▸ **Challenges**:
• A. Answer these from the commentary on the opening of Malachi, marking each answer with its numeral:
(i) What does the commentary give as the meaning of "burden"?
(ii) Which two tribes are said to represent Israel at this time?
(iii) According to the commentary, whom did God send as the next prophet after Malachi?
• B. According to the commentary on the opening of Malachi, why did God send no prophet after Malachi until John the Baptist? Answer in one to three sentences.

▸ **Extract provided**:
+ + + + +

God's Love: Israel's Ingratitude: THE Priests'
Mercenary Spirit: A Gentile Spiritual
Priesthood Shall Supersede Them.
1. burden—heavy sentence.
to Israel—represented now by the two
tribes of Judah and Benjamin, with individuals of the ten tribes who
had returned with the Jews from Babylon. So "Israel" is used, Ezr 7:10. Compare 2Ch 21:2, "Jehoshaphat king of Israel,"
where Judah, rather than the ten tribes, is regarded as the truest
representative of Israel (compare 2Ch 12:6; 28:19).
Malachi—see Introduction. God sent no prophet after him
till John the Baptist, the forerunner of Christ, in order to enflame
His people with the more ardent desire for Him, the great antitype and
fulfiller of prophecy.
2. I have loved you—above other men;
nay, even above the other descendants of Abraham and Isaac. Such
gratuitous love on My part called for love on yours. But the return ye
make is sin and dishonor to Me. This which is to be supplied is left
unexpressed, sorrow as it were breaking off the sentence [Menochius], (De 7:8; Ho 11:1).

+ + + + +

▸ **Information provided**:
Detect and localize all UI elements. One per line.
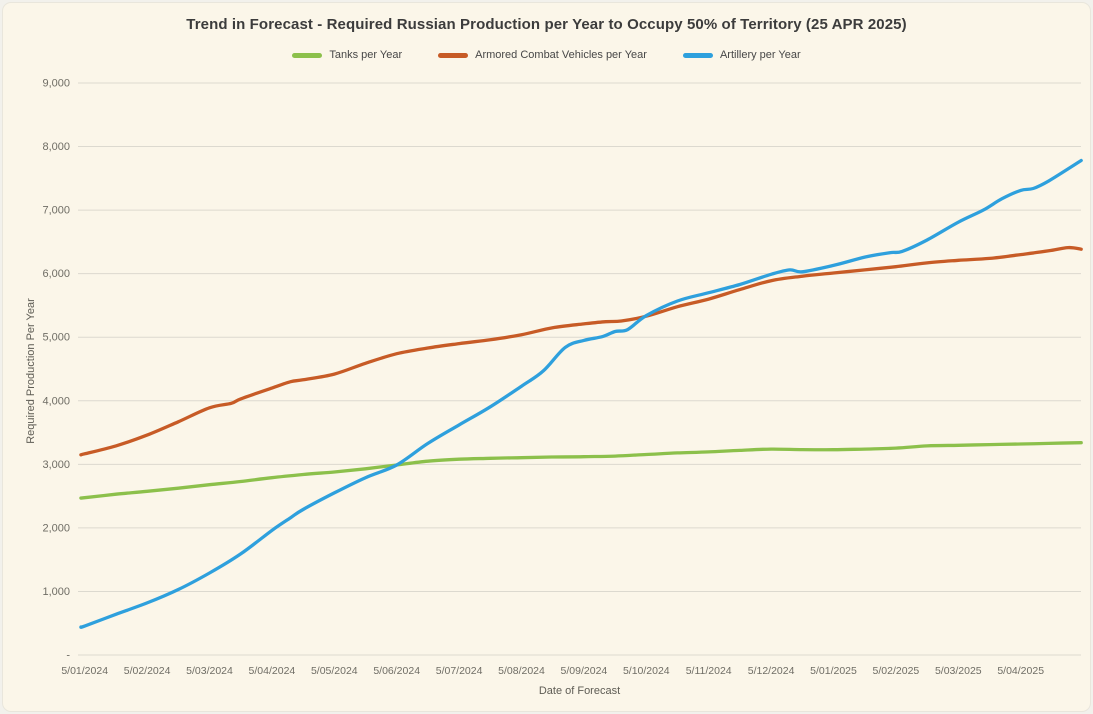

+ + + + +

▸ **Answer list**:
• A.
(i) A heavy sentence.
(ii) Judah and Benjamin.
(iii) John the Baptist, the forerunner of Christ.

• B. God sent no prophet in that interval to inflame his people with a more ardent desire for Christ, the great antitype and fulfiller of prophecy.